• WRITTEN INSTRUCTION
Copy out the records precisely, omitting pictures.

Lines of data:
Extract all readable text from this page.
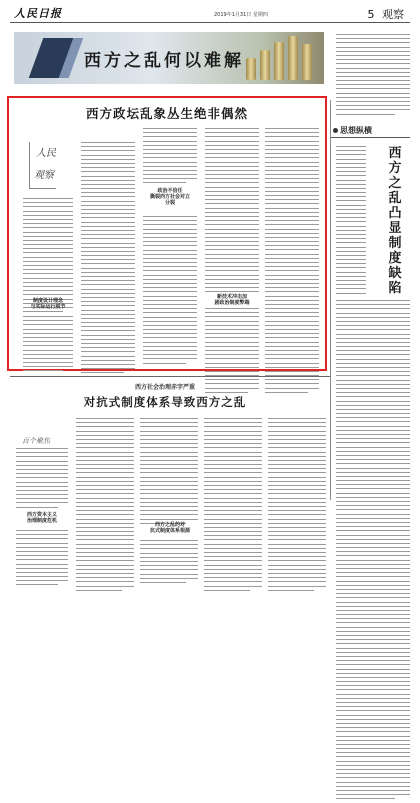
人民日报	2019年1月31日 星期四	5 观察
西方之乱何以难解
思想纵横
西方之乱凸显制度缺陷
西方政坛乱象丛生绝非偶然
人民
观察
制度设计理念
与实际运行脱节
政治不信任
撕裂西方社会对立
分裂
新技术冲击加
剧政治制度弊端
西方社会治理赤字严重
对抗式制度体系导致西方之乱
百个聚焦
西方资本主义
治理制度危机
西方之乱的对
抗式制度体系根源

• ANSWER FOR THE TASK
Extract all readable text from this page.
人民日报	2019年1月31日 星期四	5 观察
西方之乱何以难解
思想纵横
西方之乱凸显制度缺陷
西方政坛乱象丛生绝非偶然
人民
观察
制度设计理念
与实际运行脱节
政治不信任
撕裂西方社会对立
分裂
新技术冲击加
剧政治制度弊端
西方社会治理赤字严重
对抗式制度体系导致西方之乱
百个聚焦
西方资本主义
治理制度危机
西方之乱的对
抗式制度体系根源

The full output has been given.